* _What is expected_
Transcribe every line, keeping it exact.

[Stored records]
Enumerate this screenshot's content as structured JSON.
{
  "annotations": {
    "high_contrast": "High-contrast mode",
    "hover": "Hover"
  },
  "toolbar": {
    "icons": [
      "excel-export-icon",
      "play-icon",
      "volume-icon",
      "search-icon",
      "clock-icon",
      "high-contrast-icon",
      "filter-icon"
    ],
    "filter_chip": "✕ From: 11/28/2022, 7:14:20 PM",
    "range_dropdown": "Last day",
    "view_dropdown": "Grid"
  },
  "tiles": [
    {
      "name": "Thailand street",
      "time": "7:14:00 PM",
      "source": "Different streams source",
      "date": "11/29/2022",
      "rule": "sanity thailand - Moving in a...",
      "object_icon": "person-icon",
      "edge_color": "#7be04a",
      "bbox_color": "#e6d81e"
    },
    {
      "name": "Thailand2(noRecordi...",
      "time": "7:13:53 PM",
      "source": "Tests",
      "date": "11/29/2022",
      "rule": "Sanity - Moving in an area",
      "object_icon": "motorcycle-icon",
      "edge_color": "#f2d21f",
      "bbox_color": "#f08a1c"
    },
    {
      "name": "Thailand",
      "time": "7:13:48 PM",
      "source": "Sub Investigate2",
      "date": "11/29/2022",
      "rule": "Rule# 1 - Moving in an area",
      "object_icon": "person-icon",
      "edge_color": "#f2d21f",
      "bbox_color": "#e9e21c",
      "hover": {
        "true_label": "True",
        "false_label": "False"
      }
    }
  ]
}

* _Complete response_
Enumerate this screenshot's content as structured JSON.
{
  "annotations": {
    "high_contrast": "High-contrast mode",
    "hover": "Hover"
  },
  "toolbar": {
    "icons": [
      "excel-export-icon",
      "play-icon",
      "volume-icon",
      "search-icon",
      "clock-icon",
      "high-contrast-icon",
      "filter-icon"
    ],
    "filter_chip": "✕ From: 11/28/2022, 7:14:20 PM",
    "range_dropdown": "Last day",
    "view_dropdown": "Grid"
  },
  "tiles": [
    {
      "name": "Thailand street",
      "time": "7:14:00 PM",
      "source": "Different streams source",
      "date": "11/29/2022",
      "rule": "sanity thailand - Moving in a...",
      "object_icon": "person-icon",
      "edge_color": "#7be04a",
      "bbox_color": "#e6d81e"
    },
    {
      "name": "Thailand2(noRecordi...",
      "time": "7:13:53 PM",
      "source": "Tests",
      "date": "11/29/2022",
      "rule": "Sanity - Moving in an area",
      "object_icon": "motorcycle-icon",
      "edge_color": "#f2d21f",
      "bbox_color": "#f08a1c"
    },
    {
      "name": "Thailand",
      "time": "7:13:48 PM",
      "source": "Sub Investigate2",
      "date": "11/29/2022",
      "rule": "Rule# 1 - Moving in an area",
      "object_icon": "person-icon",
      "edge_color": "#f2d21f",
      "bbox_color": "#e9e21c",
      "hover": {
        "true_label": "True",
        "false_label": "False"
      }
    }
  ]
}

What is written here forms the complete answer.